In the openinterp page below, answer each question on its own line:
(a) What is the minimum Python version required?
(b) How many notebooks does the `notebooks` repo hold?
(c) What AUROC is listed for `urgency_assessment`?

## start TEXT TO READ

`openinterp` — Python SDK + CLI for openinterp.org

Search the feature Atlas, generate Traces from your own SAE, rank against the public InterpScore leaderboard.

· Python ≥ 3.10 · Apache-2.0

Install

pip install openinterp              # lite: Atlas + CLI (no torch, ~2 MB total)
pip install "openinterp[full]"      # + torch/transformers/safetensors for trace generation

Requires Python ≥ 3.10.

Part of a 5-repo ecosystem

Repo	What's in it
`.github`	Org profile + shared CoC + SECURITY
`web`	Next.js site behind openinterp.org
`notebooks`	23 training + interpretability notebooks
`cli` (you are here)	`pip install openinterp` — Python SDK
`mechreward`	SAE features as dense RL reward

Quick start

Search the Atlas (offline, zero GPU)

$ openinterp atlas "overconfidence"

                    Atlas results: 'overconfidence'
┏━━━━━━━━━┳━━━━━━━━━━━━━━━━━━━━━━━━━┳━━━━━━━━━━━━━━━━━━━┳━━━━━━━┳━━━━━━━━━━━━
┃ ID      ┃ Name                    ┃ Model             ┃ AUROC ┃ Description
┡━━━━━━━━━╇━━━━━━━━━━━━━━━━━━━━━━━━━╇━━━━━━━━━━━━━━━━━━━╇━━━━━━━╇━━━━━━━━━━━━
│ f2503   │ overconfidence_pattern  │ Qwen/Qwen3.6-27B  │  0.54 │ Definitive…
│ f1847   │ urgency_assessment      │ Qwen/Qwen3.6-27B  │  0.68 │ Time-critic…
└─────────┴─────────────────────────┴───────────────────┴───────┴────────────

>>> from openinterp import search_features
>>> features = search_features("overconfidence", model="Qwen/Qwen3.6-27B")
>>> features[0].id
'f2503'

Generate a Trace from your own SAE

pip install "openinterp[full]"

## end TEXT TO READ
## start SOURCE MATERIAL

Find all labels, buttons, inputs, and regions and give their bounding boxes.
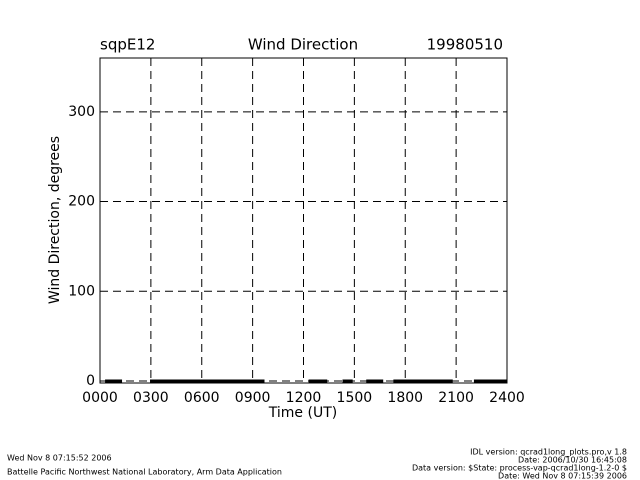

## end SOURCE MATERIAL

RESULT OF THE TASK
(a) Python 3.10
(b) 23
(c) 0.68